[Boxed element entries]
※ ※ ※

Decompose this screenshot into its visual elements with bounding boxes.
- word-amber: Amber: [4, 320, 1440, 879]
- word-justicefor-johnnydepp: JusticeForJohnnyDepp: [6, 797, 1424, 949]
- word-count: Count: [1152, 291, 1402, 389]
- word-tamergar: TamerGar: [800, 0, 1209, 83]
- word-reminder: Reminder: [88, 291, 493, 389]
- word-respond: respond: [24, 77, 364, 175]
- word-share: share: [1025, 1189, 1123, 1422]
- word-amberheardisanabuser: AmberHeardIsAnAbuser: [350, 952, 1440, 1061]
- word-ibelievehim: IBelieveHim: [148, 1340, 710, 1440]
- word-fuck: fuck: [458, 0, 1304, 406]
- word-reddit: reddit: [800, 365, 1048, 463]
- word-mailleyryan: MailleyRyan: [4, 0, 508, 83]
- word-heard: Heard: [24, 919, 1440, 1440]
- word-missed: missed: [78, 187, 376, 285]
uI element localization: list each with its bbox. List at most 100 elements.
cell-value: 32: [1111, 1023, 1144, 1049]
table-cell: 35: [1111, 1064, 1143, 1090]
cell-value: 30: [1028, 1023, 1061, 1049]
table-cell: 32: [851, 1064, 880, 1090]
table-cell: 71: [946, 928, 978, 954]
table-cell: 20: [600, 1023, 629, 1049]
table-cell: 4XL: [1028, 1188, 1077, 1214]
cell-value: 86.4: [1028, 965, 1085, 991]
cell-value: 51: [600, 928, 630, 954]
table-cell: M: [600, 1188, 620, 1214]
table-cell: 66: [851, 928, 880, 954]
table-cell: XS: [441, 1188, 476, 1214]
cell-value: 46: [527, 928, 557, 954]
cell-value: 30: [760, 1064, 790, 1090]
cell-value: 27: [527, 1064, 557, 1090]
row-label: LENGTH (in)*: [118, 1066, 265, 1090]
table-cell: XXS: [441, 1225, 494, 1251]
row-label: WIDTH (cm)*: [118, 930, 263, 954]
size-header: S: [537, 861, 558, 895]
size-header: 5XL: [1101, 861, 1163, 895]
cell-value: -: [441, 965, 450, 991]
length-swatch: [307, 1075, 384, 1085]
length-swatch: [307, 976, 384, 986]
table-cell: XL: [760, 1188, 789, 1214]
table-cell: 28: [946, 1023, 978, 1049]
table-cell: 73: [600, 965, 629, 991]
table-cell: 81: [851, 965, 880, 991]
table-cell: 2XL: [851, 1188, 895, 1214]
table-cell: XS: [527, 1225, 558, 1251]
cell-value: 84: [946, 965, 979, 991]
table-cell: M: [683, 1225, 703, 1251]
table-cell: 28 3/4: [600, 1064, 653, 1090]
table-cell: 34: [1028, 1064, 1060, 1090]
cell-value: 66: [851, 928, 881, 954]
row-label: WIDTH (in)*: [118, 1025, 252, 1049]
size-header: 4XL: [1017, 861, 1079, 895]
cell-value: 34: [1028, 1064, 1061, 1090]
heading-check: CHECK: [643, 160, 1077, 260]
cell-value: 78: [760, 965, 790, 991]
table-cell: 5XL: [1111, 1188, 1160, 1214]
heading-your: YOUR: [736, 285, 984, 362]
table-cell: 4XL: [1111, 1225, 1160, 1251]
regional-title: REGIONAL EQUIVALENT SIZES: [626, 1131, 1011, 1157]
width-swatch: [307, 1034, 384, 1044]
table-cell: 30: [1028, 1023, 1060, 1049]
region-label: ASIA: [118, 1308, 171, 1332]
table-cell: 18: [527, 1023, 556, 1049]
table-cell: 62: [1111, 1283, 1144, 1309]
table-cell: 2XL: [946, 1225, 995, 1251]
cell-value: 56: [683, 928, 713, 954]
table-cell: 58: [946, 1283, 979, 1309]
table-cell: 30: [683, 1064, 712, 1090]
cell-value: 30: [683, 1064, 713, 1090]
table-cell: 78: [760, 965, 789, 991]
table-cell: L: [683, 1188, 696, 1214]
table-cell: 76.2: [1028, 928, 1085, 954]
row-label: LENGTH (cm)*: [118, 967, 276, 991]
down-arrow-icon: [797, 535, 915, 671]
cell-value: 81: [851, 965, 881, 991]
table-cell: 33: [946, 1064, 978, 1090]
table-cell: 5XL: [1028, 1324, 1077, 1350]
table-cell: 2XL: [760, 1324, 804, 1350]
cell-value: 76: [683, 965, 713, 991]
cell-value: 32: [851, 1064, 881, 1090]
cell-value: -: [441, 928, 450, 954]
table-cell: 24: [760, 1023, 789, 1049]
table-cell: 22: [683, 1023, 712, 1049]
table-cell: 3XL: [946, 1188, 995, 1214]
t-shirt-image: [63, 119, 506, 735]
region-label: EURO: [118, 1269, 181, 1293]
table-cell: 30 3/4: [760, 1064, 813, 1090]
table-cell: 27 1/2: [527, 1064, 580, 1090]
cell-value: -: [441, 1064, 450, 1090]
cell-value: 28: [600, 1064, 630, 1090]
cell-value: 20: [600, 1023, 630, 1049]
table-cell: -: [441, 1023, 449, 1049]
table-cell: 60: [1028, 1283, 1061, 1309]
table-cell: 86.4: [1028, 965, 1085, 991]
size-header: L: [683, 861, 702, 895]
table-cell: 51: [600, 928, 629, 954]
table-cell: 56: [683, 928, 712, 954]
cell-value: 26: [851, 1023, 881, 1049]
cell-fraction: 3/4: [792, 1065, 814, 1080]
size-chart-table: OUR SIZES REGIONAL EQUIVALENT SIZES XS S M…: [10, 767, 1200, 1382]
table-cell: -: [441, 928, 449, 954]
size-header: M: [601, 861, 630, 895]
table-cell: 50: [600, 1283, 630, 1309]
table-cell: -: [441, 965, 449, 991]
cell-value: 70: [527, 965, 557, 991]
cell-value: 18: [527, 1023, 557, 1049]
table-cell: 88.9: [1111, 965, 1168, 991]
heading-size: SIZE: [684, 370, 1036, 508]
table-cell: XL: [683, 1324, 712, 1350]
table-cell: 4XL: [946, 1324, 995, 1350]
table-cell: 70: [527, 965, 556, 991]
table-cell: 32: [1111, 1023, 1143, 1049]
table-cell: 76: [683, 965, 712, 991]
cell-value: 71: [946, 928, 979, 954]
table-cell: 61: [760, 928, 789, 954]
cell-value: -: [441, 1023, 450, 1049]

※ ※ ※

- **Task requirements**: Rewrite every entry above so that each "table-cell" becomes "grid-cell", and leave all other text unchanged.

- **Written response**:
Decompose this screenshot into its visual elements with bounding boxes.
- word-amber: Amber: [4, 320, 1440, 879]
- word-justicefor-johnnydepp: JusticeForJohnnyDepp: [6, 797, 1424, 949]
- word-count: Count: [1152, 291, 1402, 389]
- word-tamergar: TamerGar: [800, 0, 1209, 83]
- word-reminder: Reminder: [88, 291, 493, 389]
- word-respond: respond: [24, 77, 364, 175]
- word-share: share: [1025, 1189, 1123, 1422]
- word-amberheardisanabuser: AmberHeardIsAnAbuser: [350, 952, 1440, 1061]
- word-ibelievehim: IBelieveHim: [148, 1340, 710, 1440]
- word-fuck: fuck: [458, 0, 1304, 406]
- word-reddit: reddit: [800, 365, 1048, 463]
- word-mailleyryan: MailleyRyan: [4, 0, 508, 83]
- word-heard: Heard: [24, 919, 1440, 1440]
- word-missed: missed: [78, 187, 376, 285]
uI element localization: list each with its bbox. List at most 100 elements.
cell-value: 32: [1111, 1023, 1144, 1049]
grid-cell: 35: [1111, 1064, 1143, 1090]
cell-value: 30: [1028, 1023, 1061, 1049]
grid-cell: 32: [851, 1064, 880, 1090]
grid-cell: 71: [946, 928, 978, 954]
grid-cell: 20: [600, 1023, 629, 1049]
grid-cell: 4XL: [1028, 1188, 1077, 1214]
cell-value: 86.4: [1028, 965, 1085, 991]
cell-value: 51: [600, 928, 630, 954]
grid-cell: M: [600, 1188, 620, 1214]
grid-cell: 66: [851, 928, 880, 954]
grid-cell: XS: [441, 1188, 476, 1214]
cell-value: 46: [527, 928, 557, 954]
cell-value: 30: [760, 1064, 790, 1090]
cell-value: 27: [527, 1064, 557, 1090]
row-label: LENGTH (in)*: [118, 1066, 265, 1090]
grid-cell: XXS: [441, 1225, 494, 1251]
row-label: WIDTH (cm)*: [118, 930, 263, 954]
size-header: S: [537, 861, 558, 895]
size-header: 5XL: [1101, 861, 1163, 895]
cell-value: -: [441, 965, 450, 991]
length-swatch: [307, 1075, 384, 1085]
length-swatch: [307, 976, 384, 986]
grid-cell: XL: [760, 1188, 789, 1214]
grid-cell: 28: [946, 1023, 978, 1049]
grid-cell: 73: [600, 965, 629, 991]
grid-cell: 81: [851, 965, 880, 991]
grid-cell: 2XL: [851, 1188, 895, 1214]
grid-cell: XS: [527, 1225, 558, 1251]
cell-value: 84: [946, 965, 979, 991]
grid-cell: M: [683, 1225, 703, 1251]
grid-cell: 28 3/4: [600, 1064, 653, 1090]
grid-cell: 34: [1028, 1064, 1060, 1090]
cell-value: 66: [851, 928, 881, 954]
row-label: WIDTH (in)*: [118, 1025, 252, 1049]
size-header: 4XL: [1017, 861, 1079, 895]
cell-value: 34: [1028, 1064, 1061, 1090]
heading-check: CHECK: [643, 160, 1077, 260]
cell-value: 78: [760, 965, 790, 991]
grid-cell: 5XL: [1111, 1188, 1160, 1214]
heading-your: YOUR: [736, 285, 984, 362]
grid-cell: 4XL: [1111, 1225, 1160, 1251]
regional-title: REGIONAL EQUIVALENT SIZES: [626, 1131, 1011, 1157]
width-swatch: [307, 1034, 384, 1044]
grid-cell: 30: [1028, 1023, 1060, 1049]
region-label: ASIA: [118, 1308, 171, 1332]
grid-cell: 18: [527, 1023, 556, 1049]
grid-cell: 62: [1111, 1283, 1144, 1309]
grid-cell: 2XL: [946, 1225, 995, 1251]
cell-value: 56: [683, 928, 713, 954]
grid-cell: 58: [946, 1283, 979, 1309]
grid-cell: 30: [683, 1064, 712, 1090]
cell-value: 30: [683, 1064, 713, 1090]
grid-cell: 78: [760, 965, 789, 991]
grid-cell: L: [683, 1188, 696, 1214]
grid-cell: 76.2: [1028, 928, 1085, 954]
row-label: LENGTH (cm)*: [118, 967, 276, 991]
down-arrow-icon: [797, 535, 915, 671]
cell-value: 81: [851, 965, 881, 991]
grid-cell: 33: [946, 1064, 978, 1090]
grid-cell: 5XL: [1028, 1324, 1077, 1350]
grid-cell: 2XL: [760, 1324, 804, 1350]
cell-value: 76: [683, 965, 713, 991]
cell-value: 32: [851, 1064, 881, 1090]
cell-value: -: [441, 928, 450, 954]
grid-cell: 24: [760, 1023, 789, 1049]
grid-cell: 22: [683, 1023, 712, 1049]
grid-cell: 3XL: [946, 1188, 995, 1214]
t-shirt-image: [63, 119, 506, 735]
region-label: EURO: [118, 1269, 181, 1293]
grid-cell: 30 3/4: [760, 1064, 813, 1090]
grid-cell: 27 1/2: [527, 1064, 580, 1090]
cell-value: -: [441, 1064, 450, 1090]
cell-value: 28: [600, 1064, 630, 1090]
cell-value: 20: [600, 1023, 630, 1049]
grid-cell: -: [441, 1023, 449, 1049]
grid-cell: 60: [1028, 1283, 1061, 1309]
grid-cell: 86.4: [1028, 965, 1085, 991]
size-header: L: [683, 861, 702, 895]
grid-cell: 51: [600, 928, 629, 954]
grid-cell: 56: [683, 928, 712, 954]
cell-value: 26: [851, 1023, 881, 1049]
cell-fraction: 3/4: [792, 1065, 814, 1080]
size-chart-table: OUR SIZES REGIONAL EQUIVALENT SIZES XS S M…: [10, 767, 1200, 1382]
grid-cell: -: [441, 928, 449, 954]
size-header: M: [601, 861, 630, 895]
grid-cell: 50: [600, 1283, 630, 1309]
grid-cell: -: [441, 965, 449, 991]
cell-value: 70: [527, 965, 557, 991]
cell-value: 18: [527, 1023, 557, 1049]
grid-cell: 88.9: [1111, 965, 1168, 991]
heading-size: SIZE: [684, 370, 1036, 508]
grid-cell: XL: [683, 1324, 712, 1350]
grid-cell: 4XL: [946, 1324, 995, 1350]
grid-cell: 70: [527, 965, 556, 991]
grid-cell: 32: [1111, 1023, 1143, 1049]
grid-cell: 76: [683, 965, 712, 991]
cell-value: 71: [946, 928, 979, 954]
grid-cell: 61: [760, 928, 789, 954]
cell-value: -: [441, 1023, 450, 1049]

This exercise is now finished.